• Exercise brief:
Write the records out again, keeping each line exactly as it is.

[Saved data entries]
────────────────────────────────────────

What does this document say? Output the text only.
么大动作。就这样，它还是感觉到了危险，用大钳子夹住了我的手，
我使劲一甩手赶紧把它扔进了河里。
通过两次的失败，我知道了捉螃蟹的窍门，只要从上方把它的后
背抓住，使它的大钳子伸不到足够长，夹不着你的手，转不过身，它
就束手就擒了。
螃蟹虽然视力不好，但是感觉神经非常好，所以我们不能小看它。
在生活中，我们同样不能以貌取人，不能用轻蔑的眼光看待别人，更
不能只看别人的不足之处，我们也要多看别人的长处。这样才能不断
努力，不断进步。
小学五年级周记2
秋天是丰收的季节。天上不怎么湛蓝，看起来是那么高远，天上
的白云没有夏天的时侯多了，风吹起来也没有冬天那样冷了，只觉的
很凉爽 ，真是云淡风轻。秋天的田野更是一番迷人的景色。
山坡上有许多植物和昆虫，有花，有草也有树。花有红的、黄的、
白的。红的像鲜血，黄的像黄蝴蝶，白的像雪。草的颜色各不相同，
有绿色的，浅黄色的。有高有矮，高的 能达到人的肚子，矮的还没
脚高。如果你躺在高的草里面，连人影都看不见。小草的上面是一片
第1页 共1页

────────────────────────────────────────

• Task response:
What does this document say? Output the text only.
么大动作。就这样，它还是感觉到了危险，用大钳子夹住了我的手，
我使劲一甩手赶紧把它扔进了河里。
通过两次的失败，我知道了捉螃蟹的窍门，只要从上方把它的后
背抓住，使它的大钳子伸不到足够长，夹不着你的手，转不过身，它
就束手就擒了。
螃蟹虽然视力不好，但是感觉神经非常好，所以我们不能小看它。
在生活中，我们同样不能以貌取人，不能用轻蔑的眼光看待别人，更
不能只看别人的不足之处，我们也要多看别人的长处。这样才能不断
努力，不断进步。
小学五年级周记2
秋天是丰收的季节。天上不怎么湛蓝，看起来是那么高远，天上
的白云没有夏天的时侯多了，风吹起来也没有冬天那样冷了，只觉的
很凉爽 ，真是云淡风轻。秋天的田野更是一番迷人的景色。
山坡上有许多植物和昆虫，有花，有草也有树。花有红的、黄的、
白的。红的像鲜血，黄的像黄蝴蝶，白的像雪。草的颜色各不相同，
有绿色的，浅黄色的。有高有矮，高的 能达到人的肚子，矮的还没
脚高。如果你躺在高的草里面，连人影都看不见。小草的上面是一片
第1页 共1页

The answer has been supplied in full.